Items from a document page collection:
──────────

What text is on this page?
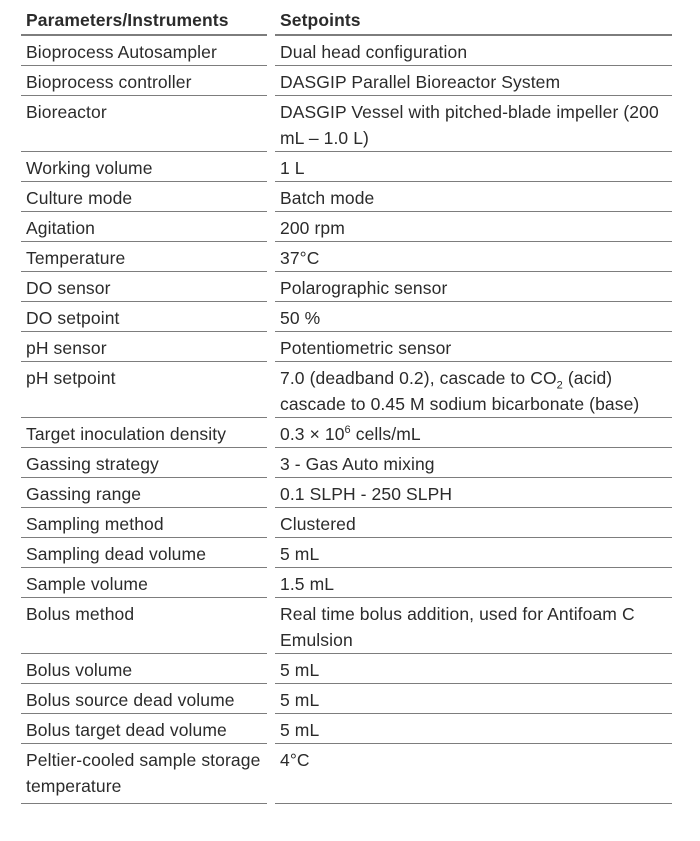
Parameters/Instruments	Setpoints
Bioprocess Autosampler	Dual head configuration
Bioprocess controller	DASGIP Parallel Bioreactor System
Bioreactor	DASGIP Vessel with pitched-blade impeller (200 mL – 1.0 L)
Working volume	1 L
Culture mode	Batch mode
Agitation	200 rpm
Temperature	37°C
DO sensor	Polarographic sensor
DO setpoint	50 %
pH sensor	Potentiometric sensor
pH setpoint	7.0 (deadband 0.2), cascade to $CO_2$ (acid) cascade to 0.45 M sodium bicarbonate (base)
Target inoculation density	$0.3 \times 10^6$ cells/mL
Gassing strategy	3 - Gas Auto mixing
Gassing range	0.1 SLPH - 250 SLPH
Sampling method	Clustered
Sampling dead volume	5 mL
Sample volume	1.5 mL
Bolus method	Real time bolus addition, used for Antifoam C Emulsion
Bolus volume	5 mL
Bolus source dead volume	5 mL
Bolus target dead volume	5 mL
Peltier-cooled sample storage temperature	4°C
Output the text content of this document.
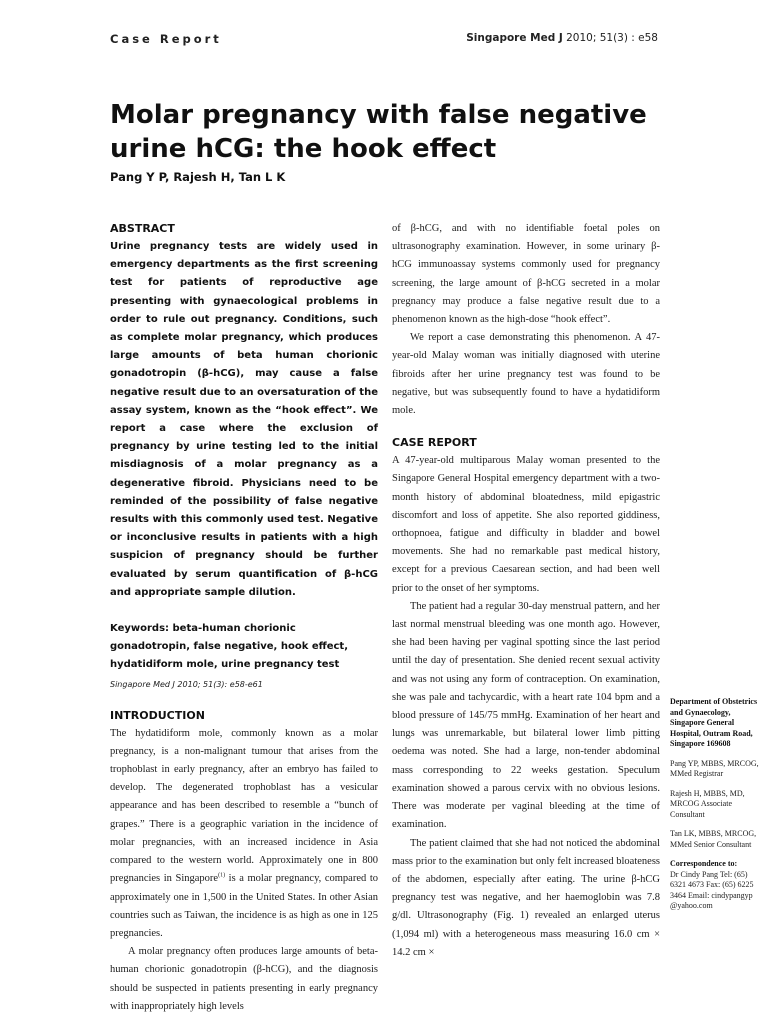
Case Report	Singapore Med J 2010; 51(3) : e58
Molar pregnancy with false negative urine hCG: the hook effect
Pang Y P, Rajesh H, Tan L K

ABSTRACT

Urine pregnancy tests are widely used in emergency departments as the first screening test for patients of reproductive age presenting with gynaecological problems in order to rule out pregnancy. Conditions, such as complete molar pregnancy, which produces large amounts of beta human chorionic gonadotropin (β-hCG), may cause a false negative result due to an oversaturation of the assay system, known as the “hook effect”. We report a case where the exclusion of pregnancy by urine testing led to the initial misdiagnosis of a molar pregnancy as a degenerative fibroid. Physicians need to be reminded of the possibility of false negative results with this commonly used test. Negative or inconclusive results in patients with a high suspicion of pregnancy should be further evaluated by serum quantification of β-hCG and appropriate sample dilution.

Keywords: beta-human chorionic gonadotropin, false negative, hook effect, hydatidiform mole, urine pregnancy test

Singapore Med J 2010; 51(3): e58-e61

INTRODUCTION

The hydatidiform mole, commonly known as a molar pregnancy, is a non-malignant tumour that arises from the trophoblast in early pregnancy, after an embryo has failed to develop. The degenerated trophoblast has a vesicular appearance and has been described to resemble a “bunch of grapes.” There is a geographic variation in the incidence of molar pregnancies, with an increased incidence in Asia compared to the western world. Approximately one in 800 pregnancies in Singapore$^{(1)}$ is a molar pregnancy, compared to approximately one in 1,500 in the United States. In other Asian countries such as Taiwan, the incidence is as high as one in 125 pregnancies.

A molar pregnancy often produces large amounts of beta-human chorionic gonadotropin (β-hCG), and the diagnosis should be suspected in patients presenting in early pregnancy with inappropriately high levels

of β-hCG, and with no identifiable foetal poles on ultrasonography examination. However, in some urinary β-hCG immunoassay systems commonly used for pregnancy screening, the large amount of β-hCG secreted in a molar pregnancy may produce a false negative result due to a phenomenon known as the high-dose “hook effect”.

We report a case demonstrating this phenomenon. A 47-year-old Malay woman was initially diagnosed with uterine fibroids after her urine pregnancy test was found to be negative, but was subsequently found to have a hydatidiform mole.

CASE REPORT

A 47-year-old multiparous Malay woman presented to the Singapore General Hospital emergency department with a two-month history of abdominal bloatedness, mild epigastric discomfort and loss of appetite. She also reported giddiness, orthopnoea, fatigue and difficulty in bladder and bowel movements. She had no remarkable past medical history, except for a previous Caesarean section, and had been well prior to the onset of her symptoms.

The patient had a regular 30-day menstrual pattern, and her last normal menstrual bleeding was one month ago. However, she had been having per vaginal spotting since the last period until the day of presentation. She denied recent sexual activity and was not using any form of contraception. On examination, she was pale and tachycardic, with a heart rate 104 bpm and a blood pressure of 145/75 mmHg. Examination of her heart and lungs was unremarkable, but bilateral lower limb pitting oedema was noted. She had a large, non-tender abdominal mass corresponding to 22 weeks gestation. Speculum examination showed a parous cervix with no obvious lesions. There was moderate per vaginal bleeding at the time of examination.

The patient claimed that she had not noticed the abdominal mass prior to the examination but only felt increased bloateness of the abdomen, especially after eating. The urine β-hCG pregnancy test was negative, and her haemoglobin was 7.8 g/dl. Ultrasonography (Fig. 1) revealed an enlarged uterus (1,094 ml) with a heterogeneous mass measuring 16.0 cm × 14.2 cm ×

Department of Obstetrics and Gynaecology, Singapore General Hospital, Outram Road, Singapore 169608

Pang YP, MBBS, MRCOG, MMed Registrar

Rajesh H, MBBS, MD, MRCOG Associate Consultant

Tan LK, MBBS, MRCOG, MMed Senior Consultant

Correspondence to:

Dr Cindy Pang Tel: (65) 6321 4673 Fax: (65) 6225 3464 Email: cindypangyp @yahoo.com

──────────

TASK BRIEF:
Among the lines above, count those containing "Bioprocess" and give only that count.

EXPECTED OUTPUT:
2